• Recorded information:
------------------------------------------------
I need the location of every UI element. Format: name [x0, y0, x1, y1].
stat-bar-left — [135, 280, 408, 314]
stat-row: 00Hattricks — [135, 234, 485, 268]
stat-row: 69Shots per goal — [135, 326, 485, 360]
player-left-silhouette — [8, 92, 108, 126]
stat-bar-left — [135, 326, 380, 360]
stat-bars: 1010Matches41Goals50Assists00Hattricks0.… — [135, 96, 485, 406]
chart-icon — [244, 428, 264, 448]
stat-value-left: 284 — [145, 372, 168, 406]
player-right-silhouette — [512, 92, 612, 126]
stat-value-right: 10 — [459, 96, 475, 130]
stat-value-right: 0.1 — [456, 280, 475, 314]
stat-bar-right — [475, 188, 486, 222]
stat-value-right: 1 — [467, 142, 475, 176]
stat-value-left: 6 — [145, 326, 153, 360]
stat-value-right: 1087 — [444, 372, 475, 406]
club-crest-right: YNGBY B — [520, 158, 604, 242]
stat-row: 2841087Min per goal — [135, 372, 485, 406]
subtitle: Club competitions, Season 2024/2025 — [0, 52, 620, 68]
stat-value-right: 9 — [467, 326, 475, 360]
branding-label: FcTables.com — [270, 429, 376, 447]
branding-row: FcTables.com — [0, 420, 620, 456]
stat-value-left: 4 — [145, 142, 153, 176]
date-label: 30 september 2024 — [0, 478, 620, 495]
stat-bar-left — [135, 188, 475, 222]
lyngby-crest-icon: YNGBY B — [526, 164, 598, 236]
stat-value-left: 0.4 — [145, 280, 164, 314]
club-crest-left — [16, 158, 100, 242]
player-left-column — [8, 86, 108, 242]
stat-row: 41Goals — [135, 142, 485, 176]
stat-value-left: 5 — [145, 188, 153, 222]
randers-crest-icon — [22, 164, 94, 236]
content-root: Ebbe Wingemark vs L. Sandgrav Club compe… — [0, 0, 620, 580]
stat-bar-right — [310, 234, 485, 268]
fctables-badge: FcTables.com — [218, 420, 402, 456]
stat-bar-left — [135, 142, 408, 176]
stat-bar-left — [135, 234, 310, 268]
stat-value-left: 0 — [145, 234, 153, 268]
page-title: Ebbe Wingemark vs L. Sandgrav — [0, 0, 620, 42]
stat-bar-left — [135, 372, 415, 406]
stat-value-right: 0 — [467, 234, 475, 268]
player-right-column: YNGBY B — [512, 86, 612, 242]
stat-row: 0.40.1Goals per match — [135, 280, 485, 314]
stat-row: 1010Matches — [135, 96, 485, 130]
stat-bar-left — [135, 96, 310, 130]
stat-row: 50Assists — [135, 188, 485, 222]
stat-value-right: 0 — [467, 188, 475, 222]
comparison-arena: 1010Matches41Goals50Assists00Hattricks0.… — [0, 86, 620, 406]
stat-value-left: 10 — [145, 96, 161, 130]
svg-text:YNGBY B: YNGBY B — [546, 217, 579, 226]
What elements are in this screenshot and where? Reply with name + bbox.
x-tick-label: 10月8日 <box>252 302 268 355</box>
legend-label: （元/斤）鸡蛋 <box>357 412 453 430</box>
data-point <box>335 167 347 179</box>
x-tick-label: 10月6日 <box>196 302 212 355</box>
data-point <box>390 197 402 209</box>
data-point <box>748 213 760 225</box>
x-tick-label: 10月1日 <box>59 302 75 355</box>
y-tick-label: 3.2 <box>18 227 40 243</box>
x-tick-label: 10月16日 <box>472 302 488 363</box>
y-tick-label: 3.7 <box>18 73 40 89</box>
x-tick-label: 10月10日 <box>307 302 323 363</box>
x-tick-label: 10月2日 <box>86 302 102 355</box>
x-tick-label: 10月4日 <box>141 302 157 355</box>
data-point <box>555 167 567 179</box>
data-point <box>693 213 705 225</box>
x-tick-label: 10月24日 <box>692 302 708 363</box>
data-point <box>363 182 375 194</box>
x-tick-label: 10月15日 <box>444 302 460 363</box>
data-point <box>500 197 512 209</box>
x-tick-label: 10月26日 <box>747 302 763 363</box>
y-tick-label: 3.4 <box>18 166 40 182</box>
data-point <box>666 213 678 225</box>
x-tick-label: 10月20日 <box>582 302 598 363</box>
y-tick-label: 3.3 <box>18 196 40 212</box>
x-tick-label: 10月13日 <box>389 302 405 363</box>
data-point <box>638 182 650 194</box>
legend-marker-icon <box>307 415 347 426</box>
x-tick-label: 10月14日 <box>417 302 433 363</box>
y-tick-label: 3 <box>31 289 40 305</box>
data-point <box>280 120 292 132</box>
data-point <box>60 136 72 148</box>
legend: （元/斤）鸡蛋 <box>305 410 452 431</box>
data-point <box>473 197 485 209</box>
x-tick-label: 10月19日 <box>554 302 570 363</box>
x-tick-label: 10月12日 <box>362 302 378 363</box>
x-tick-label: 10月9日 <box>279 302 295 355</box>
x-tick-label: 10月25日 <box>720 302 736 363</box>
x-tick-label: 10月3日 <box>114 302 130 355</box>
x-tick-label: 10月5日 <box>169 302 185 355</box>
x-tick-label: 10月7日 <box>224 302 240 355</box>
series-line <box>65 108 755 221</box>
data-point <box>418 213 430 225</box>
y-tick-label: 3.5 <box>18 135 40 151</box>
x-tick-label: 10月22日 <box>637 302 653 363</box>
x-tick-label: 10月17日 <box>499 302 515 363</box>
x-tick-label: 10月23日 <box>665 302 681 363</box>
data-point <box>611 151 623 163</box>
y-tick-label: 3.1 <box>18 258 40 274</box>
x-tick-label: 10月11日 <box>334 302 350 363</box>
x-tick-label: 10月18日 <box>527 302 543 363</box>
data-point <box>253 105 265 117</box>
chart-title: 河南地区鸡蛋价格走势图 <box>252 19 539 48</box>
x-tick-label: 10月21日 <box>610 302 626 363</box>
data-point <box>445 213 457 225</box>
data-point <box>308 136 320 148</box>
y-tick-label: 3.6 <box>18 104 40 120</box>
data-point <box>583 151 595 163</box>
------------------------------------------------
• Exercise prompt: Please swap every "data-point" in the material for "data-marker" and give the whole material back with nothing else changed.

• In response:
I need the location of every UI element. Format: name [x0, y0, x1, y1].
stat-bar-left — [135, 280, 408, 314]
stat-row: 00Hattricks — [135, 234, 485, 268]
stat-row: 69Shots per goal — [135, 326, 485, 360]
player-left-silhouette — [8, 92, 108, 126]
stat-bar-left — [135, 326, 380, 360]
stat-bars: 1010Matches41Goals50Assists00Hattricks0.… — [135, 96, 485, 406]
chart-icon — [244, 428, 264, 448]
stat-value-left: 284 — [145, 372, 168, 406]
player-right-silhouette — [512, 92, 612, 126]
stat-value-right: 10 — [459, 96, 475, 130]
stat-value-right: 0.1 — [456, 280, 475, 314]
stat-bar-right — [475, 188, 486, 222]
stat-value-right: 1 — [467, 142, 475, 176]
stat-value-left: 6 — [145, 326, 153, 360]
stat-value-right: 1087 — [444, 372, 475, 406]
club-crest-right: YNGBY B — [520, 158, 604, 242]
stat-row: 2841087Min per goal — [135, 372, 485, 406]
subtitle: Club competitions, Season 2024/2025 — [0, 52, 620, 68]
stat-value-right: 9 — [467, 326, 475, 360]
branding-label: FcTables.com — [270, 429, 376, 447]
branding-row: FcTables.com — [0, 420, 620, 456]
stat-value-left: 4 — [145, 142, 153, 176]
date-label: 30 september 2024 — [0, 478, 620, 495]
stat-bar-left — [135, 188, 475, 222]
lyngby-crest-icon: YNGBY B — [526, 164, 598, 236]
stat-value-left: 0.4 — [145, 280, 164, 314]
club-crest-left — [16, 158, 100, 242]
player-left-column — [8, 86, 108, 242]
stat-row: 41Goals — [135, 142, 485, 176]
stat-value-left: 5 — [145, 188, 153, 222]
randers-crest-icon — [22, 164, 94, 236]
content-root: Ebbe Wingemark vs L. Sandgrav Club compe… — [0, 0, 620, 580]
stat-bar-right — [310, 234, 485, 268]
fctables-badge: FcTables.com — [218, 420, 402, 456]
stat-bar-left — [135, 142, 408, 176]
stat-bar-left — [135, 234, 310, 268]
stat-value-left: 0 — [145, 234, 153, 268]
page-title: Ebbe Wingemark vs L. Sandgrav — [0, 0, 620, 42]
stat-bar-left — [135, 372, 415, 406]
stat-value-right: 0 — [467, 234, 475, 268]
player-right-column: YNGBY B — [512, 86, 612, 242]
stat-row: 0.40.1Goals per match — [135, 280, 485, 314]
stat-row: 1010Matches — [135, 96, 485, 130]
stat-bar-left — [135, 96, 310, 130]
stat-row: 50Assists — [135, 188, 485, 222]
stat-value-right: 0 — [467, 188, 475, 222]
comparison-arena: 1010Matches41Goals50Assists00Hattricks0.… — [0, 86, 620, 406]
stat-value-left: 10 — [145, 96, 161, 130]
svg-text:YNGBY B: YNGBY B — [546, 217, 579, 226]
What elements are in this screenshot and where? Reply with name + bbox.
x-tick-label: 10月8日 <box>252 302 268 355</box>
legend-label: （元/斤）鸡蛋 <box>357 412 453 430</box>
data-marker <box>335 167 347 179</box>
x-tick-label: 10月6日 <box>196 302 212 355</box>
data-marker <box>390 197 402 209</box>
data-marker <box>748 213 760 225</box>
x-tick-label: 10月1日 <box>59 302 75 355</box>
y-tick-label: 3.2 <box>18 227 40 243</box>
x-tick-label: 10月16日 <box>472 302 488 363</box>
y-tick-label: 3.7 <box>18 73 40 89</box>
x-tick-label: 10月10日 <box>307 302 323 363</box>
x-tick-label: 10月2日 <box>86 302 102 355</box>
x-tick-label: 10月4日 <box>141 302 157 355</box>
data-marker <box>555 167 567 179</box>
data-marker <box>693 213 705 225</box>
x-tick-label: 10月24日 <box>692 302 708 363</box>
data-marker <box>363 182 375 194</box>
x-tick-label: 10月15日 <box>444 302 460 363</box>
data-marker <box>500 197 512 209</box>
x-tick-label: 10月26日 <box>747 302 763 363</box>
y-tick-label: 3.4 <box>18 166 40 182</box>
data-marker <box>666 213 678 225</box>
x-tick-label: 10月20日 <box>582 302 598 363</box>
y-tick-label: 3.3 <box>18 196 40 212</box>
x-tick-label: 10月13日 <box>389 302 405 363</box>
data-marker <box>638 182 650 194</box>
legend-marker-icon <box>307 415 347 426</box>
x-tick-label: 10月14日 <box>417 302 433 363</box>
y-tick-label: 3 <box>31 289 40 305</box>
data-marker <box>280 120 292 132</box>
data-marker <box>60 136 72 148</box>
legend: （元/斤）鸡蛋 <box>305 410 452 431</box>
data-marker <box>473 197 485 209</box>
x-tick-label: 10月19日 <box>554 302 570 363</box>
x-tick-label: 10月12日 <box>362 302 378 363</box>
x-tick-label: 10月9日 <box>279 302 295 355</box>
x-tick-label: 10月25日 <box>720 302 736 363</box>
x-tick-label: 10月3日 <box>114 302 130 355</box>
x-tick-label: 10月5日 <box>169 302 185 355</box>
x-tick-label: 10月7日 <box>224 302 240 355</box>
series-line <box>65 108 755 221</box>
data-marker <box>418 213 430 225</box>
y-tick-label: 3.5 <box>18 135 40 151</box>
x-tick-label: 10月22日 <box>637 302 653 363</box>
x-tick-label: 10月17日 <box>499 302 515 363</box>
x-tick-label: 10月23日 <box>665 302 681 363</box>
data-marker <box>611 151 623 163</box>
y-tick-label: 3.1 <box>18 258 40 274</box>
x-tick-label: 10月11日 <box>334 302 350 363</box>
x-tick-label: 10月18日 <box>527 302 543 363</box>
data-marker <box>253 105 265 117</box>
chart-title: 河南地区鸡蛋价格走势图 <box>252 19 539 48</box>
x-tick-label: 10月21日 <box>610 302 626 363</box>
data-marker <box>445 213 457 225</box>
data-marker <box>308 136 320 148</box>
y-tick-label: 3.6 <box>18 104 40 120</box>
data-marker <box>583 151 595 163</box>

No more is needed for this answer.